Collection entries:
Begin
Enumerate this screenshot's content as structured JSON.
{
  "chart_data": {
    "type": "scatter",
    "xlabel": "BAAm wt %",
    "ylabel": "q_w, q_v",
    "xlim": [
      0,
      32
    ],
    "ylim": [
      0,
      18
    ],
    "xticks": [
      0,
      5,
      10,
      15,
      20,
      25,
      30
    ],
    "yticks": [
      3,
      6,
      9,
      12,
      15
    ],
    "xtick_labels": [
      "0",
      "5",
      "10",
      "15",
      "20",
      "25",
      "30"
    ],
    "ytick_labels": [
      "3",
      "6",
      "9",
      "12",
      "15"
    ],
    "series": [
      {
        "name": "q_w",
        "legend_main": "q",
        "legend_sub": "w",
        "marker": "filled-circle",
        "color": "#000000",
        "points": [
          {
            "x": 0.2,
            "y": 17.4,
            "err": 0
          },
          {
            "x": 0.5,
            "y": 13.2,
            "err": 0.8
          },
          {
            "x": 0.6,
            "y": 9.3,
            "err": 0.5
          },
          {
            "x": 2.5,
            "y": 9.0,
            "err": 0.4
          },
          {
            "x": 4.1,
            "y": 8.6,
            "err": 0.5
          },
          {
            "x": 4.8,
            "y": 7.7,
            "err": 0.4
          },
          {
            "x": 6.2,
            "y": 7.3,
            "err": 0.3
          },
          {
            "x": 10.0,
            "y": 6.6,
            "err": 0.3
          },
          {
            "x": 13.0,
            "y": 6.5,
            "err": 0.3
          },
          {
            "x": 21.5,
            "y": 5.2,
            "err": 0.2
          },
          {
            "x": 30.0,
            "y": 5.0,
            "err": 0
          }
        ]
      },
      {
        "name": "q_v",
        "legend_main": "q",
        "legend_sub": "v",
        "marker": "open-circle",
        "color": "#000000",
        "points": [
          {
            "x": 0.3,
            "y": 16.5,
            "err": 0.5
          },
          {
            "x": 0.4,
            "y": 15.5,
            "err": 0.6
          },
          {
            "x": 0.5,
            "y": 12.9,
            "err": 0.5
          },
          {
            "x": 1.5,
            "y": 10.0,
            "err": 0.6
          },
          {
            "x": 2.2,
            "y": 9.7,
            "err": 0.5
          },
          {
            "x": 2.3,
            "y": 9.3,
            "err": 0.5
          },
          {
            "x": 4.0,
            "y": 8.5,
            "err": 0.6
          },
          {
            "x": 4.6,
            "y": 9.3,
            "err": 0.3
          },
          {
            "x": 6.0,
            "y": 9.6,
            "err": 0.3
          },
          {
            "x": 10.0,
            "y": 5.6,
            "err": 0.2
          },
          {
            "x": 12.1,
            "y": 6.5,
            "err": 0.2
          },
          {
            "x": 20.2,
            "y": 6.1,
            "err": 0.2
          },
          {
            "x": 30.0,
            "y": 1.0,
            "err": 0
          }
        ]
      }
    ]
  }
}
End
→ Exercise directions: Reproduce each record exactly, leaving nothing out.

→ Output for this exercise:
Enumerate this screenshot's content as structured JSON.
{
  "chart_data": {
    "type": "scatter",
    "xlabel": "BAAm wt %",
    "ylabel": "q_w, q_v",
    "xlim": [
      0,
      32
    ],
    "ylim": [
      0,
      18
    ],
    "xticks": [
      0,
      5,
      10,
      15,
      20,
      25,
      30
    ],
    "yticks": [
      3,
      6,
      9,
      12,
      15
    ],
    "xtick_labels": [
      "0",
      "5",
      "10",
      "15",
      "20",
      "25",
      "30"
    ],
    "ytick_labels": [
      "3",
      "6",
      "9",
      "12",
      "15"
    ],
    "series": [
      {
        "name": "q_w",
        "legend_main": "q",
        "legend_sub": "w",
        "marker": "filled-circle",
        "color": "#000000",
        "points": [
          {
            "x": 0.2,
            "y": 17.4,
            "err": 0
          },
          {
            "x": 0.5,
            "y": 13.2,
            "err": 0.8
          },
          {
            "x": 0.6,
            "y": 9.3,
            "err": 0.5
          },
          {
            "x": 2.5,
            "y": 9.0,
            "err": 0.4
          },
          {
            "x": 4.1,
            "y": 8.6,
            "err": 0.5
          },
          {
            "x": 4.8,
            "y": 7.7,
            "err": 0.4
          },
          {
            "x": 6.2,
            "y": 7.3,
            "err": 0.3
          },
          {
            "x": 10.0,
            "y": 6.6,
            "err": 0.3
          },
          {
            "x": 13.0,
            "y": 6.5,
            "err": 0.3
          },
          {
            "x": 21.5,
            "y": 5.2,
            "err": 0.2
          },
          {
            "x": 30.0,
            "y": 5.0,
            "err": 0
          }
        ]
      },
      {
        "name": "q_v",
        "legend_main": "q",
        "legend_sub": "v",
        "marker": "open-circle",
        "color": "#000000",
        "points": [
          {
            "x": 0.3,
            "y": 16.5,
            "err": 0.5
          },
          {
            "x": 0.4,
            "y": 15.5,
            "err": 0.6
          },
          {
            "x": 0.5,
            "y": 12.9,
            "err": 0.5
          },
          {
            "x": 1.5,
            "y": 10.0,
            "err": 0.6
          },
          {
            "x": 2.2,
            "y": 9.7,
            "err": 0.5
          },
          {
            "x": 2.3,
            "y": 9.3,
            "err": 0.5
          },
          {
            "x": 4.0,
            "y": 8.5,
            "err": 0.6
          },
          {
            "x": 4.6,
            "y": 9.3,
            "err": 0.3
          },
          {
            "x": 6.0,
            "y": 9.6,
            "err": 0.3
          },
          {
            "x": 10.0,
            "y": 5.6,
            "err": 0.2
          },
          {
            "x": 12.1,
            "y": 6.5,
            "err": 0.2
          },
          {
            "x": 20.2,
            "y": 6.1,
            "err": 0.2
          },
          {
            "x": 30.0,
            "y": 1.0,
            "err": 0
          }
        ]
      }
    ]
  }
}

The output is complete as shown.